Assigned task
Would it be possible to reproduce every entry exactly, please?

Information shown
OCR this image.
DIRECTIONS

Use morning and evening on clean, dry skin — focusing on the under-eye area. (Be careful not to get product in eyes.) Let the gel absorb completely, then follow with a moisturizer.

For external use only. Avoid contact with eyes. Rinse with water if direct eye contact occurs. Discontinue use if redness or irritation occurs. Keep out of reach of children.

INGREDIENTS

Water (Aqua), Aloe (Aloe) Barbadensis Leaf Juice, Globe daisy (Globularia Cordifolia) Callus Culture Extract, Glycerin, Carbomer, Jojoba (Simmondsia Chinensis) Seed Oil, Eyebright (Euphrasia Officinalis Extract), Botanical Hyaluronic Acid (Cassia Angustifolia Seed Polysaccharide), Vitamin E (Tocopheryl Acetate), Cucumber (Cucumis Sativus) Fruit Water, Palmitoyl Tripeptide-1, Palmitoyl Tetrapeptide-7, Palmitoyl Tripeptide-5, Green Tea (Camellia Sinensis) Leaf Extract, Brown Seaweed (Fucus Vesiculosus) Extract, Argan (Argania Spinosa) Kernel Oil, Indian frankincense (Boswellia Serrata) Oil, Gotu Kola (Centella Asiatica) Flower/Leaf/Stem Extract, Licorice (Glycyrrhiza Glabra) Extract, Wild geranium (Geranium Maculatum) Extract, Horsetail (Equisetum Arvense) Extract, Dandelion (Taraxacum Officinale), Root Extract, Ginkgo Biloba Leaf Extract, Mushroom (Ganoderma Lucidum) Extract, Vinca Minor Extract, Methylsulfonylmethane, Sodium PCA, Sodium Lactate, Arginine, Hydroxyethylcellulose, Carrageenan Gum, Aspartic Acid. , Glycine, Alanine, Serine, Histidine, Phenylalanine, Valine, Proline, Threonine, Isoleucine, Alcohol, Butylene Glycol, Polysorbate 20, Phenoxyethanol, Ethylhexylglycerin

Answer space
OCR this image.
DIRECTIONS

Use morning and evening on clean, dry skin — focusing on the under-eye area. (Be careful not to get product in eyes.) Let the gel absorb completely, then follow with a moisturizer.

For external use only. Avoid contact with eyes. Rinse with water if direct eye contact occurs. Discontinue use if redness or irritation occurs. Keep out of reach of children.

INGREDIENTS

Water (Aqua), Aloe (Aloe) Barbadensis Leaf Juice, Globe daisy (Globularia Cordifolia) Callus Culture Extract, Glycerin, Carbomer, Jojoba (Simmondsia Chinensis) Seed Oil, Eyebright (Euphrasia Officinalis Extract), Botanical Hyaluronic Acid (Cassia Angustifolia Seed Polysaccharide), Vitamin E (Tocopheryl Acetate), Cucumber (Cucumis Sativus) Fruit Water, Palmitoyl Tripeptide-1, Palmitoyl Tetrapeptide-7, Palmitoyl Tripeptide-5, Green Tea (Camellia Sinensis) Leaf Extract, Brown Seaweed (Fucus Vesiculosus) Extract, Argan (Argania Spinosa) Kernel Oil, Indian frankincense (Boswellia Serrata) Oil, Gotu Kola (Centella Asiatica) Flower/Leaf/Stem Extract, Licorice (Glycyrrhiza Glabra) Extract, Wild geranium (Geranium Maculatum) Extract, Horsetail (Equisetum Arvense) Extract, Dandelion (Taraxacum Officinale), Root Extract, Ginkgo Biloba Leaf Extract, Mushroom (Ganoderma Lucidum) Extract, Vinca Minor Extract, Methylsulfonylmethane, Sodium PCA, Sodium Lactate, Arginine, Hydroxyethylcellulose, Carrageenan Gum, Aspartic Acid. , Glycine, Alanine, Serine, Histidine, Phenylalanine, Valine, Proline, Threonine, Isoleucine, Alcohol, Butylene Glycol, Polysorbate 20, Phenoxyethanol, Ethylhexylglycerin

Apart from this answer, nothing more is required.